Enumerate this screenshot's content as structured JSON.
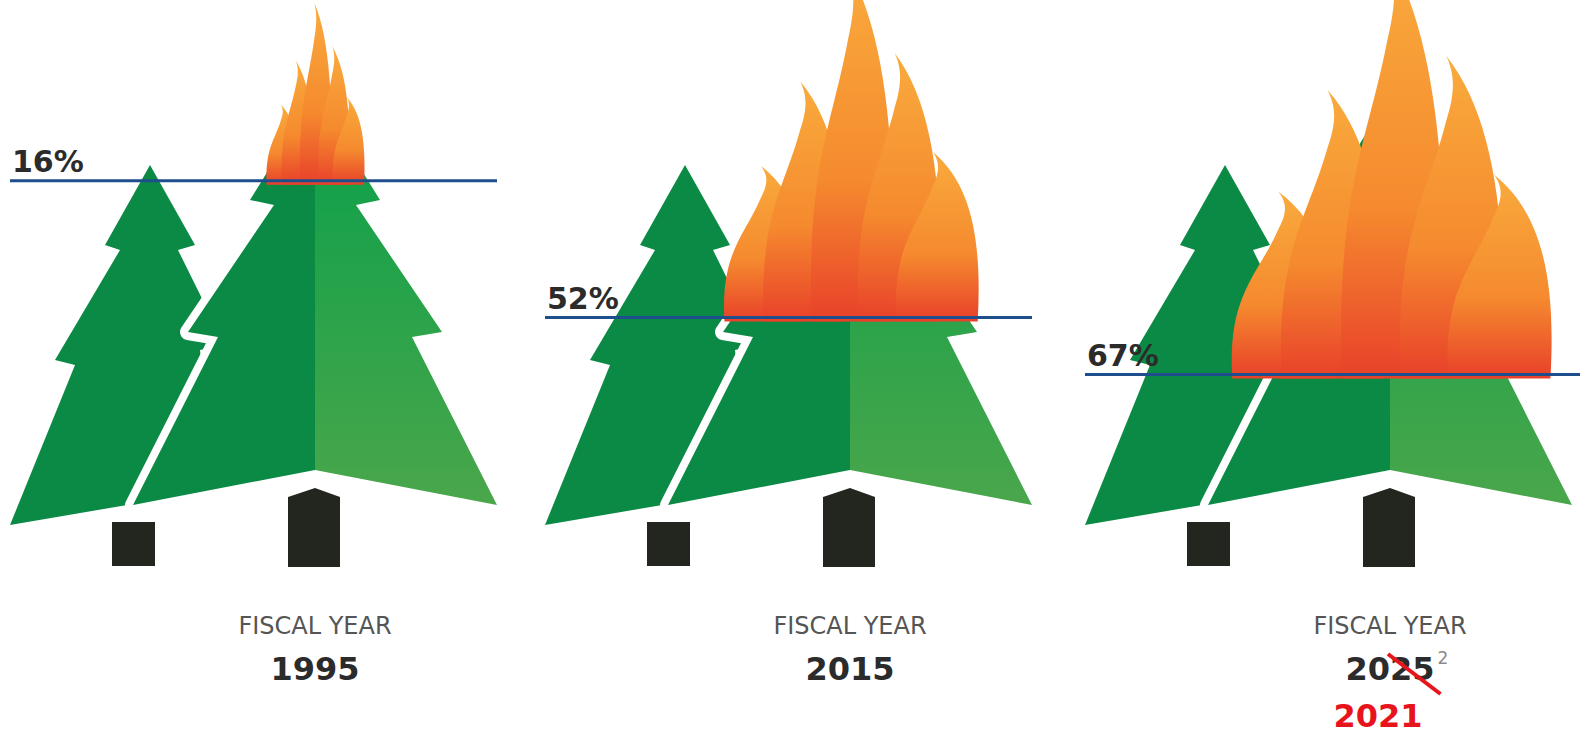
{
  "chart_data": {
    "type": "pictogram",
    "category_label": "FISCAL YEAR",
    "categories": [
      "1995",
      "2015",
      "2025"
    ],
    "values": [
      16,
      52,
      67
    ],
    "value_labels": [
      "16%",
      "52%",
      "67%"
    ],
    "data_labels": true,
    "struck_part": [
      null,
      null,
      "25"
    ],
    "footnotes": [
      null,
      null,
      "2"
    ],
    "corrections": [
      null,
      null,
      "2021"
    ],
    "ylim": [
      0,
      100
    ],
    "tick_labels": false,
    "color": "#1f4e8c"
  }
}
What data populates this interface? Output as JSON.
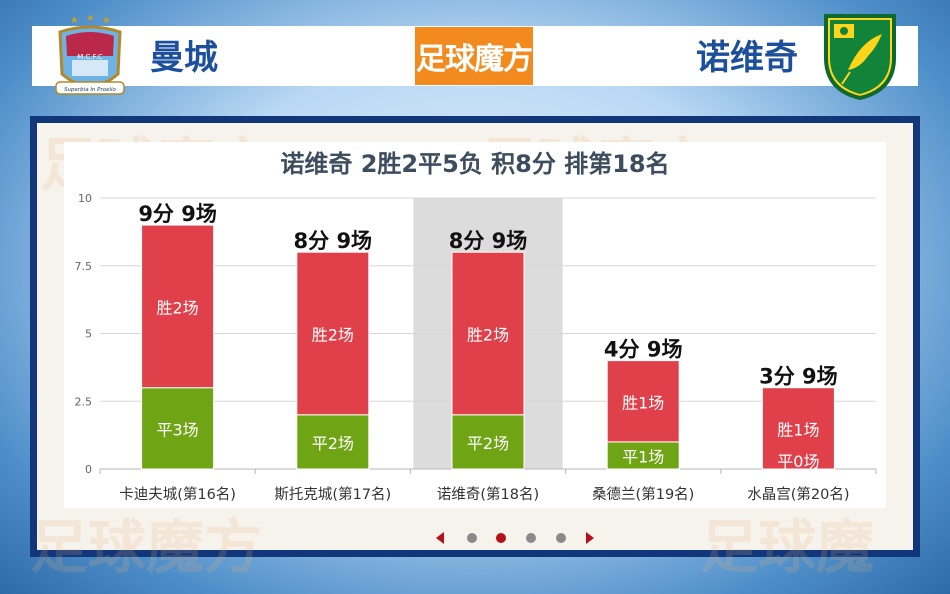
{
  "header": {
    "home_team": "曼城",
    "away_team": "诺维奇",
    "brand": "足球魔方",
    "home_crest_text": "M.C.F.C",
    "home_motto": "Superbia In Proelio"
  },
  "colors": {
    "win": "#e0404a",
    "draw": "#6fa514",
    "highlight": "#dcdcdc",
    "frame": "#11367a",
    "brand": "#f28a1e"
  },
  "chart_data": {
    "type": "bar",
    "title": "诺维奇 2胜2平5负 积8分 排第18名",
    "categories": [
      "卡迪夫城(第16名)",
      "斯托克城(第17名)",
      "诺维奇(第18名)",
      "桑德兰(第19名)",
      "水晶宫(第20名)"
    ],
    "series": [
      {
        "name": "平",
        "values": [
          3,
          2,
          2,
          1,
          0
        ],
        "labels": [
          "平3场",
          "平2场",
          "平2场",
          "平1场",
          "平0场"
        ]
      },
      {
        "name": "胜",
        "values": [
          2,
          2,
          2,
          1,
          1
        ],
        "labels": [
          "胜2场",
          "胜2场",
          "胜2场",
          "胜1场",
          "胜1场"
        ]
      }
    ],
    "totals": [
      9,
      8,
      8,
      4,
      3
    ],
    "total_labels": [
      "9分 9场",
      "8分 9场",
      "8分 9场",
      "4分 9场",
      "3分 9场"
    ],
    "highlight_index": 2,
    "ylim": [
      0,
      10
    ],
    "yticks": [
      0,
      2.5,
      5,
      7.5,
      10
    ],
    "ytick_labels": [
      "0",
      "2.5",
      "5",
      "7.5",
      "10"
    ],
    "grid": true,
    "legend": "none"
  },
  "pager": {
    "count": 4,
    "active": 1
  }
}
======
• **DIRECTIVE**
Copy every record above exactly, leaving out any pictures.

• **CORRECT RESULT**
Enumerate this screenshot's content as structured JSON.
{
  "chart_data": {
    "type": "pictogram",
    "category_label": "FISCAL YEAR",
    "categories": [
      "1995",
      "2015",
      "2025"
    ],
    "values": [
      16,
      52,
      67
    ],
    "value_labels": [
      "16%",
      "52%",
      "67%"
    ],
    "data_labels": true,
    "struck_part": [
      null,
      null,
      "25"
    ],
    "footnotes": [
      null,
      null,
      "2"
    ],
    "corrections": [
      null,
      null,
      "2021"
    ],
    "ylim": [
      0,
      100
    ],
    "tick_labels": false,
    "color": "#1f4e8c"
  }
}
What data populates this interface? Output as JSON.
{
  "header": {
    "home_team": "曼城",
    "away_team": "诺维奇",
    "brand": "足球魔方",
    "home_crest_text": "M.C.F.C",
    "home_motto": "Superbia In Proelio"
  },
  "colors": {
    "win": "#e0404a",
    "draw": "#6fa514",
    "highlight": "#dcdcdc",
    "frame": "#11367a",
    "brand": "#f28a1e"
  },
  "chart_data": {
    "type": "bar",
    "title": "诺维奇 2胜2平5负 积8分 排第18名",
    "categories": [
      "卡迪夫城(第16名)",
      "斯托克城(第17名)",
      "诺维奇(第18名)",
      "桑德兰(第19名)",
      "水晶宫(第20名)"
    ],
    "series": [
      {
        "name": "平",
        "values": [
          3,
          2,
          2,
          1,
          0
        ],
        "labels": [
          "平3场",
          "平2场",
          "平2场",
          "平1场",
          "平0场"
        ]
      },
      {
        "name": "胜",
        "values": [
          2,
          2,
          2,
          1,
          1
        ],
        "labels": [
          "胜2场",
          "胜2场",
          "胜2场",
          "胜1场",
          "胜1场"
        ]
      }
    ],
    "totals": [
      9,
      8,
      8,
      4,
      3
    ],
    "total_labels": [
      "9分 9场",
      "8分 9场",
      "8分 9场",
      "4分 9场",
      "3分 9场"
    ],
    "highlight_index": 2,
    "ylim": [
      0,
      10
    ],
    "yticks": [
      0,
      2.5,
      5,
      7.5,
      10
    ],
    "ytick_labels": [
      "0",
      "2.5",
      "5",
      "7.5",
      "10"
    ],
    "grid": true,
    "legend": "none"
  },
  "pager": {
    "count": 4,
    "active": 1
  }
}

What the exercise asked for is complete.